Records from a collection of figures
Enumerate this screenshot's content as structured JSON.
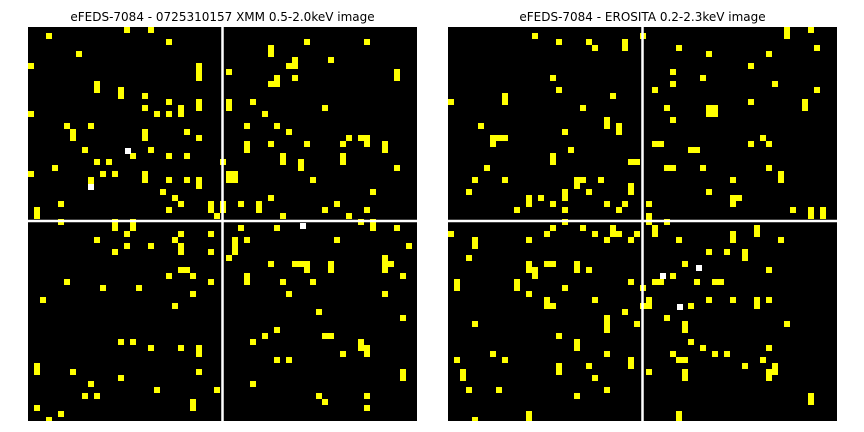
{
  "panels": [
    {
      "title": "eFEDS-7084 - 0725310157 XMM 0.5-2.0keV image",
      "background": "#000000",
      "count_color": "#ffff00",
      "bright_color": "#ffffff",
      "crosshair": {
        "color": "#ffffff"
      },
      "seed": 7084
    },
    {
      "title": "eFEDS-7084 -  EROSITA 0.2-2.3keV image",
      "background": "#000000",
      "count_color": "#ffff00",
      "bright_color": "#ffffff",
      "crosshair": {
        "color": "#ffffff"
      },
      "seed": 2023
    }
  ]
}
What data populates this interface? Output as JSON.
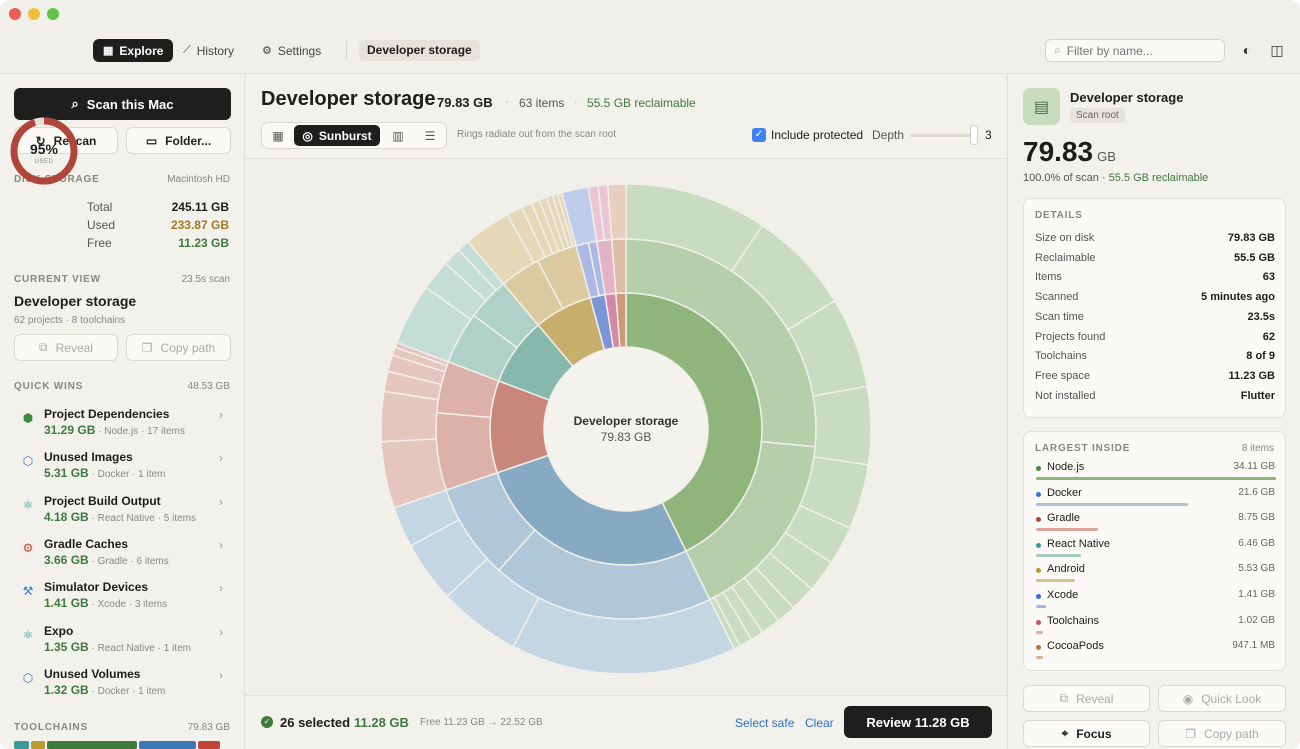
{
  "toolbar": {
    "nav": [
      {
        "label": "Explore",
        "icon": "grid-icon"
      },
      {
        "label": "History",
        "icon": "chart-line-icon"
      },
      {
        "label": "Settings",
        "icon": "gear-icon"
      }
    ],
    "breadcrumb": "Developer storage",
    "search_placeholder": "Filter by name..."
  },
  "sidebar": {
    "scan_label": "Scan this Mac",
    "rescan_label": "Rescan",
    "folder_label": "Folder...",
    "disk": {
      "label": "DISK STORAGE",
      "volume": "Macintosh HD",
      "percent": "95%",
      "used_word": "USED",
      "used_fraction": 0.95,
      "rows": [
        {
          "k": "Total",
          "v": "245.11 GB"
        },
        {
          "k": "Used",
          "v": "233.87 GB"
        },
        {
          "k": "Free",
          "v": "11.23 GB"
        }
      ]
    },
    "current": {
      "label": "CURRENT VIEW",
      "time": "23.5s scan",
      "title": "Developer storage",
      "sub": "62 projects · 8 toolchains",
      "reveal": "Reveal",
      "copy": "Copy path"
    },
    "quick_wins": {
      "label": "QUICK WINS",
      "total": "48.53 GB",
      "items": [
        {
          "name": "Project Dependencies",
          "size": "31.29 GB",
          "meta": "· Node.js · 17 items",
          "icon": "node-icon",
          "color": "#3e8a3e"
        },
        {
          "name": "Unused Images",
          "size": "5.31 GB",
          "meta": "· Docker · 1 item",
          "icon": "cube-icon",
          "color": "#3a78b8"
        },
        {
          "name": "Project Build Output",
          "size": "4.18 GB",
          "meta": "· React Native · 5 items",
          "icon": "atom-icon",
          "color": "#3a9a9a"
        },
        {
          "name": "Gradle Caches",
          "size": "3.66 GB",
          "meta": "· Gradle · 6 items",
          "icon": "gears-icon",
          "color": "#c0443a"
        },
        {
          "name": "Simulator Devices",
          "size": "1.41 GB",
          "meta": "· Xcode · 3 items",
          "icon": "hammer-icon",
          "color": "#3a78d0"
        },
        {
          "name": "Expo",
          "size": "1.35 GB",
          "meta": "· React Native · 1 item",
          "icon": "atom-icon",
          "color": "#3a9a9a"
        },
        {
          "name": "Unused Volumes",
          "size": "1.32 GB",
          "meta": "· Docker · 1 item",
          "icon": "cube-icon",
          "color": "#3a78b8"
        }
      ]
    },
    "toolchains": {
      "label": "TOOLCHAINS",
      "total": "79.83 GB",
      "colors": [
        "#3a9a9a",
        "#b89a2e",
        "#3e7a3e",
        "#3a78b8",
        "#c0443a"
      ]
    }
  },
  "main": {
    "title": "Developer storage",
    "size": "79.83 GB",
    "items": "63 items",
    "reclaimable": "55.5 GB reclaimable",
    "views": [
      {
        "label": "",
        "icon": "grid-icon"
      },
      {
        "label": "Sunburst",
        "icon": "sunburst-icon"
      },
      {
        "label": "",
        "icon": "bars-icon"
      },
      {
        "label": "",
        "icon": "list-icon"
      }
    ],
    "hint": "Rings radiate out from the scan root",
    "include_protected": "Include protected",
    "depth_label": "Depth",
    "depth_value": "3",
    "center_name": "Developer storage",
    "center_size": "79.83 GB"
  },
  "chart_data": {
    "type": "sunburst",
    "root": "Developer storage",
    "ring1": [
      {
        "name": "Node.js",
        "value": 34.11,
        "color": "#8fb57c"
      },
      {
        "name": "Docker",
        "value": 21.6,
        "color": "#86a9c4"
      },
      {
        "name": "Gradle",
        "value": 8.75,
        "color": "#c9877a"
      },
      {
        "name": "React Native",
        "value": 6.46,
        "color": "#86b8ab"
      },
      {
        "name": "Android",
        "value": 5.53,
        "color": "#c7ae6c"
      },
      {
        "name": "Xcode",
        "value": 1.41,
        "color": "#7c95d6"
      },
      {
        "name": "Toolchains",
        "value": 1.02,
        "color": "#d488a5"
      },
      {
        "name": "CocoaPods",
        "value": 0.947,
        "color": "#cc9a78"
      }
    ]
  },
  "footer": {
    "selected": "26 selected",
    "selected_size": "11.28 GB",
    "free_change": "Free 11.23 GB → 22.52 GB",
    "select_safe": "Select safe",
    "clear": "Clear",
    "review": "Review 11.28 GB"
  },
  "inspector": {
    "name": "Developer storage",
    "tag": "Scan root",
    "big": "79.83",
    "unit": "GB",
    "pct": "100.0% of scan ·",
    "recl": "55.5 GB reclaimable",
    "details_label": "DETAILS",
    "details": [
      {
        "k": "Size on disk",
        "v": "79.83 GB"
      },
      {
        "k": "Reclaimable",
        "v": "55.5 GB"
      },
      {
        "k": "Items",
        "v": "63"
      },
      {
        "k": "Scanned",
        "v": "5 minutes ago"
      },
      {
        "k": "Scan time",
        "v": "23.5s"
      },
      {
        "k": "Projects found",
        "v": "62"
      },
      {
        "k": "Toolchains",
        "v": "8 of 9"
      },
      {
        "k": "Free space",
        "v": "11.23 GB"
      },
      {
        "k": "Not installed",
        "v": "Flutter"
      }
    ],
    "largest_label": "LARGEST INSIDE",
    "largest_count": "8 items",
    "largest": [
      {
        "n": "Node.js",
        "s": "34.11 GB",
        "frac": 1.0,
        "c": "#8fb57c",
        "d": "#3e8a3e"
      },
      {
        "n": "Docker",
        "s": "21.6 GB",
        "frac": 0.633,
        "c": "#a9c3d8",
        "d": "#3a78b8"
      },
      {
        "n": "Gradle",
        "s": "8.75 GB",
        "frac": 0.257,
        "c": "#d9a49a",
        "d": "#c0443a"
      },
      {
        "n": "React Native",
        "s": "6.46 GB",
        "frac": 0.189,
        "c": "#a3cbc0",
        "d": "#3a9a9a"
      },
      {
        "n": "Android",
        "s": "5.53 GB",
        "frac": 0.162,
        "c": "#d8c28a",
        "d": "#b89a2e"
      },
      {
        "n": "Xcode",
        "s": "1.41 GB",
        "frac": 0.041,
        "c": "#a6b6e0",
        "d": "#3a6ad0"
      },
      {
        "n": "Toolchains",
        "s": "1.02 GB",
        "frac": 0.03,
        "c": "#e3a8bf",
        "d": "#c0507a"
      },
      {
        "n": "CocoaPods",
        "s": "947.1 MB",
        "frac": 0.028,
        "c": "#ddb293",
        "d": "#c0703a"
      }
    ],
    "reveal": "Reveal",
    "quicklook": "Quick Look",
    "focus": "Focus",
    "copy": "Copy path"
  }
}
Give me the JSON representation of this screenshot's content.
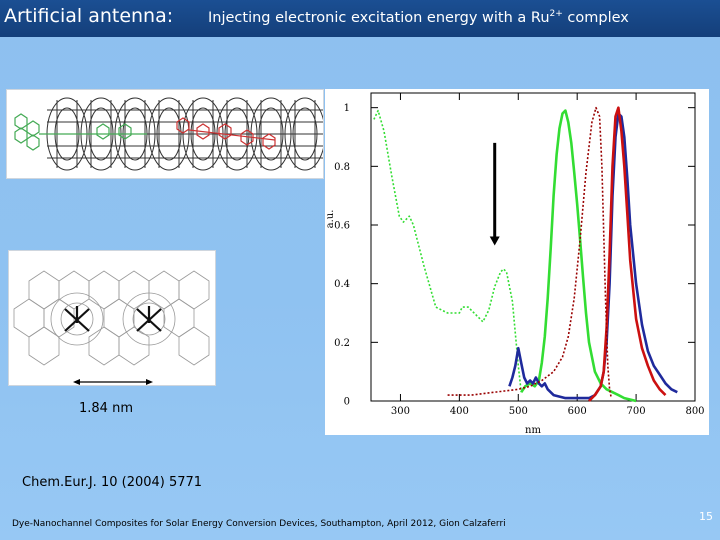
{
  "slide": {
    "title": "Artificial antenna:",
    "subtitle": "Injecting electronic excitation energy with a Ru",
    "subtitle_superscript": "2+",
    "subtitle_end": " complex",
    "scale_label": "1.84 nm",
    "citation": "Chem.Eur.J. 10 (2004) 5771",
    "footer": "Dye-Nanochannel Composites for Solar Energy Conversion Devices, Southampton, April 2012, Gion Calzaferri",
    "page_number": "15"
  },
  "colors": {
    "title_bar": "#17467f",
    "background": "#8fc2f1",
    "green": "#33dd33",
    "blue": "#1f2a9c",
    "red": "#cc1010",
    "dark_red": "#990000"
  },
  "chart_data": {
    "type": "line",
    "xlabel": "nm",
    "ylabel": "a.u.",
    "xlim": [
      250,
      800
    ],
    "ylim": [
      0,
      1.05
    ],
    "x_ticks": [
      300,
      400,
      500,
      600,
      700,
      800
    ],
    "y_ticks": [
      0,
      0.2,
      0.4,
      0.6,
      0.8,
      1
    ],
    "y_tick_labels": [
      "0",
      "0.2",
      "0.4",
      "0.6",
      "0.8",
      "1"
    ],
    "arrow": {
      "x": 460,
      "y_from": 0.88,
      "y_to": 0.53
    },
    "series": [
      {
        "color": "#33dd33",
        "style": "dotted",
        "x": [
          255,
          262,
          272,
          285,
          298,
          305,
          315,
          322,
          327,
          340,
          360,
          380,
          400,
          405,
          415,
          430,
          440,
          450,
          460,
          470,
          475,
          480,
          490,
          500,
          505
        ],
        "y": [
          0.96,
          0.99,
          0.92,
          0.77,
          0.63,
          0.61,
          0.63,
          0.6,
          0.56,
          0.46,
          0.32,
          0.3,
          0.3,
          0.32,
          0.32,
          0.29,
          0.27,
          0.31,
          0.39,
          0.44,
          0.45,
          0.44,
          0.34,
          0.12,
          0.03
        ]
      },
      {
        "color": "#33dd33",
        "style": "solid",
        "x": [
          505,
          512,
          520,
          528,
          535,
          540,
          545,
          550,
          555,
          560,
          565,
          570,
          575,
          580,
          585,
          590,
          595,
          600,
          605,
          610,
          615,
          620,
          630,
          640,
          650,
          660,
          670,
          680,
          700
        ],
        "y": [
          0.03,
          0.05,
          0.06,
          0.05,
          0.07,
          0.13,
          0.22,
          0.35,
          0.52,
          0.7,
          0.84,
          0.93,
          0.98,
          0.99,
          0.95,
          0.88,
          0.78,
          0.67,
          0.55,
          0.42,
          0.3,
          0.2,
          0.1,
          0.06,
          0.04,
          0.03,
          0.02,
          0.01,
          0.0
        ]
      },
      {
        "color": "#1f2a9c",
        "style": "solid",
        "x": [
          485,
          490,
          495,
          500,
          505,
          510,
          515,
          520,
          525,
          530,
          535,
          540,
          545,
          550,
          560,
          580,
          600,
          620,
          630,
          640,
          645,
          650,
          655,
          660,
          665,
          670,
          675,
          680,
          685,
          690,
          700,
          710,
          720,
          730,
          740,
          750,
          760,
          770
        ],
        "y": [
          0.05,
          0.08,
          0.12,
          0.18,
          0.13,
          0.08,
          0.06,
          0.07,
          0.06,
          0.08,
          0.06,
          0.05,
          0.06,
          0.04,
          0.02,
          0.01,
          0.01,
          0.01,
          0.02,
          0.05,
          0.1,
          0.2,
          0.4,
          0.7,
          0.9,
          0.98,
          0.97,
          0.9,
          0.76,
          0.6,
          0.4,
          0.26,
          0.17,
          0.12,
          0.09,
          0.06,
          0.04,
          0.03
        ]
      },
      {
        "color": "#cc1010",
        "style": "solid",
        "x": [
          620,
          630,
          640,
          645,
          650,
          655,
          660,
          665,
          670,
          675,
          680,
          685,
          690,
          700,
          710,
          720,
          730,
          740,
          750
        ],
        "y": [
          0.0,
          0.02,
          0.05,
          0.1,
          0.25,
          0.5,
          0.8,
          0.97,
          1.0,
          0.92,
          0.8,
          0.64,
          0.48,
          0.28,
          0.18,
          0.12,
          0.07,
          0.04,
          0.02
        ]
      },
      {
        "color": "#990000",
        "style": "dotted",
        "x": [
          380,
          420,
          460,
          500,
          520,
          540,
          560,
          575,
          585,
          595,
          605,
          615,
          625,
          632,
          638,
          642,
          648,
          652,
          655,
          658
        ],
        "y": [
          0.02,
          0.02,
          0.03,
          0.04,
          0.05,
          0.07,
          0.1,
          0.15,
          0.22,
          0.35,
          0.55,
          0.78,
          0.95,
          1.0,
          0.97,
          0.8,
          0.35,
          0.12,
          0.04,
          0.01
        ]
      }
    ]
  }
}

## Given instruction
Copy out each line in the preceding records that contains "Output".

## Final result
What data populates this interface? Output as JSON.
          "name": "Project Build Output",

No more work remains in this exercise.